## TASK:
Will you give the material below again, every line exactly as it is?

# Start of SUPPLIED DATA

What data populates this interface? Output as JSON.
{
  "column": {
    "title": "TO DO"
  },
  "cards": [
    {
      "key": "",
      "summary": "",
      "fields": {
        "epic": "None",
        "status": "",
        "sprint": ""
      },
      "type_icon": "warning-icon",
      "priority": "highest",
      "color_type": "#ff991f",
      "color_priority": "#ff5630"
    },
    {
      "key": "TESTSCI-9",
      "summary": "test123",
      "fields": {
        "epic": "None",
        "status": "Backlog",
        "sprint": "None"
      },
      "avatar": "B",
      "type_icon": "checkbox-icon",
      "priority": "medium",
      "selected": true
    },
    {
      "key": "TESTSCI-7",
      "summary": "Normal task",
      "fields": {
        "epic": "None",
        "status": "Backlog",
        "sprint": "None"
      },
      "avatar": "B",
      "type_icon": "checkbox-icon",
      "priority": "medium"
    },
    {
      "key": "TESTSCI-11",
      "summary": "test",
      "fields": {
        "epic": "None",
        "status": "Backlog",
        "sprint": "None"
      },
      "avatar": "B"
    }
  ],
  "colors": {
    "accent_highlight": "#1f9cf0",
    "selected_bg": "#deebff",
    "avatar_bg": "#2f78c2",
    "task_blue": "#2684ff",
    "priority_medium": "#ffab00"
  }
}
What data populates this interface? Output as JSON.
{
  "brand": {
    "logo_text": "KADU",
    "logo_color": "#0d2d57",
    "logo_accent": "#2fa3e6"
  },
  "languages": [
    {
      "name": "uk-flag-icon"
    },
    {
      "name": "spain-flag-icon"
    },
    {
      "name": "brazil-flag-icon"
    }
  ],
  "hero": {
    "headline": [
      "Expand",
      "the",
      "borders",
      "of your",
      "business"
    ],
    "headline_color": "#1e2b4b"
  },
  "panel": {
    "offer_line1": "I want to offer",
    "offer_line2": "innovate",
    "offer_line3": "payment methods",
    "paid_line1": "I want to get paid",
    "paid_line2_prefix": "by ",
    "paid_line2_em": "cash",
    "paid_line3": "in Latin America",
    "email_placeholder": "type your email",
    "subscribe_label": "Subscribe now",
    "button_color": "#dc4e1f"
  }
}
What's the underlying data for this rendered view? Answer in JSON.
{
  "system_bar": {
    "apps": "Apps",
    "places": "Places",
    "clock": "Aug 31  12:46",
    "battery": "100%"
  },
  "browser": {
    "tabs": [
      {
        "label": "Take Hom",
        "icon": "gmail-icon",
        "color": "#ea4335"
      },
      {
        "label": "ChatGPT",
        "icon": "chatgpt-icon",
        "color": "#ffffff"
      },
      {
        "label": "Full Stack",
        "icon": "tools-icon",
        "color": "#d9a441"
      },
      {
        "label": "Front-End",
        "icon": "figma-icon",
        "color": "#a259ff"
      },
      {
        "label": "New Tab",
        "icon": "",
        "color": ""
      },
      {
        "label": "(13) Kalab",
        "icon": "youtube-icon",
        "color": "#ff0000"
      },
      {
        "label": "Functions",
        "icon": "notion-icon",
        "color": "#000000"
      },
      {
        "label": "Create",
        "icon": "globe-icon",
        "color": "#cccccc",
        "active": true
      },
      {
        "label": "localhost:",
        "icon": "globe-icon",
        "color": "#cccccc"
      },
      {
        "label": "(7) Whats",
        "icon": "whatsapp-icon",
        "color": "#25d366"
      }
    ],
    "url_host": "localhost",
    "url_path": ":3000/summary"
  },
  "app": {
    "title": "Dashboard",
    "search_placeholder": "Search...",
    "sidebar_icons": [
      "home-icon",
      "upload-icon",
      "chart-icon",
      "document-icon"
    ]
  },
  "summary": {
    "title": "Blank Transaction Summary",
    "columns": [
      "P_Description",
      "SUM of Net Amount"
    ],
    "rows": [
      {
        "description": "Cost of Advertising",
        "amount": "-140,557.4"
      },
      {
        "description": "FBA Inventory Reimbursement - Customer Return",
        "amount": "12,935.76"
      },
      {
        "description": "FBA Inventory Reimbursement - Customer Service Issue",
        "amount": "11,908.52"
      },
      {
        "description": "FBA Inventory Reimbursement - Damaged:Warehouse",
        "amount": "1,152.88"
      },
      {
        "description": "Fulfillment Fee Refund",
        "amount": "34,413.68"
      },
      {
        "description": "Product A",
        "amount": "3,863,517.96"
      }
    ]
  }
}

# End of SUPPLIED DATA

## ANSWER FOR THE TASK:
What data populates this interface? Output as JSON.
{
  "column": {
    "title": "TO DO"
  },
  "cards": [
    {
      "key": "",
      "summary": "",
      "fields": {
        "epic": "None",
        "status": "",
        "sprint": ""
      },
      "type_icon": "warning-icon",
      "priority": "highest",
      "color_type": "#ff991f",
      "color_priority": "#ff5630"
    },
    {
      "key": "TESTSCI-9",
      "summary": "test123",
      "fields": {
        "epic": "None",
        "status": "Backlog",
        "sprint": "None"
      },
      "avatar": "B",
      "type_icon": "checkbox-icon",
      "priority": "medium",
      "selected": true
    },
    {
      "key": "TESTSCI-7",
      "summary": "Normal task",
      "fields": {
        "epic": "None",
        "status": "Backlog",
        "sprint": "None"
      },
      "avatar": "B",
      "type_icon": "checkbox-icon",
      "priority": "medium"
    },
    {
      "key": "TESTSCI-11",
      "summary": "test",
      "fields": {
        "epic": "None",
        "status": "Backlog",
        "sprint": "None"
      },
      "avatar": "B"
    }
  ],
  "colors": {
    "accent_highlight": "#1f9cf0",
    "selected_bg": "#deebff",
    "avatar_bg": "#2f78c2",
    "task_blue": "#2684ff",
    "priority_medium": "#ffab00"
  }
}
What data populates this interface? Output as JSON.
{
  "brand": {
    "logo_text": "KADU",
    "logo_color": "#0d2d57",
    "logo_accent": "#2fa3e6"
  },
  "languages": [
    {
      "name": "uk-flag-icon"
    },
    {
      "name": "spain-flag-icon"
    },
    {
      "name": "brazil-flag-icon"
    }
  ],
  "hero": {
    "headline": [
      "Expand",
      "the",
      "borders",
      "of your",
      "business"
    ],
    "headline_color": "#1e2b4b"
  },
  "panel": {
    "offer_line1": "I want to offer",
    "offer_line2": "innovate",
    "offer_line3": "payment methods",
    "paid_line1": "I want to get paid",
    "paid_line2_prefix": "by ",
    "paid_line2_em": "cash",
    "paid_line3": "in Latin America",
    "email_placeholder": "type your email",
    "subscribe_label": "Subscribe now",
    "button_color": "#dc4e1f"
  }
}
What's the underlying data for this rendered view? Answer in JSON.
{
  "system_bar": {
    "apps": "Apps",
    "places": "Places",
    "clock": "Aug 31  12:46",
    "battery": "100%"
  },
  "browser": {
    "tabs": [
      {
        "label": "Take Hom",
        "icon": "gmail-icon",
        "color": "#ea4335"
      },
      {
        "label": "ChatGPT",
        "icon": "chatgpt-icon",
        "color": "#ffffff"
      },
      {
        "label": "Full Stack",
        "icon": "tools-icon",
        "color": "#d9a441"
      },
      {
        "label": "Front-End",
        "icon": "figma-icon",
        "color": "#a259ff"
      },
      {
        "label": "New Tab",
        "icon": "",
        "color": ""
      },
      {
        "label": "(13) Kalab",
        "icon": "youtube-icon",
        "color": "#ff0000"
      },
      {
        "label": "Functions",
        "icon": "notion-icon",
        "color": "#000000"
      },
      {
        "label": "Create",
        "icon": "globe-icon",
        "color": "#cccccc",
        "active": true
      },
      {
        "label": "localhost:",
        "icon": "globe-icon",
        "color": "#cccccc"
      },
      {
        "label": "(7) Whats",
        "icon": "whatsapp-icon",
        "color": "#25d366"
      }
    ],
    "url_host": "localhost",
    "url_path": ":3000/summary"
  },
  "app": {
    "title": "Dashboard",
    "search_placeholder": "Search...",
    "sidebar_icons": [
      "home-icon",
      "upload-icon",
      "chart-icon",
      "document-icon"
    ]
  },
  "summary": {
    "title": "Blank Transaction Summary",
    "columns": [
      "P_Description",
      "SUM of Net Amount"
    ],
    "rows": [
      {
        "description": "Cost of Advertising",
        "amount": "-140,557.4"
      },
      {
        "description": "FBA Inventory Reimbursement - Customer Return",
        "amount": "12,935.76"
      },
      {
        "description": "FBA Inventory Reimbursement - Customer Service Issue",
        "amount": "11,908.52"
      },
      {
        "description": "FBA Inventory Reimbursement - Damaged:Warehouse",
        "amount": "1,152.88"
      },
      {
        "description": "Fulfillment Fee Refund",
        "amount": "34,413.68"
      },
      {
        "description": "Product A",
        "amount": "3,863,517.96"
      }
    ]
  }
}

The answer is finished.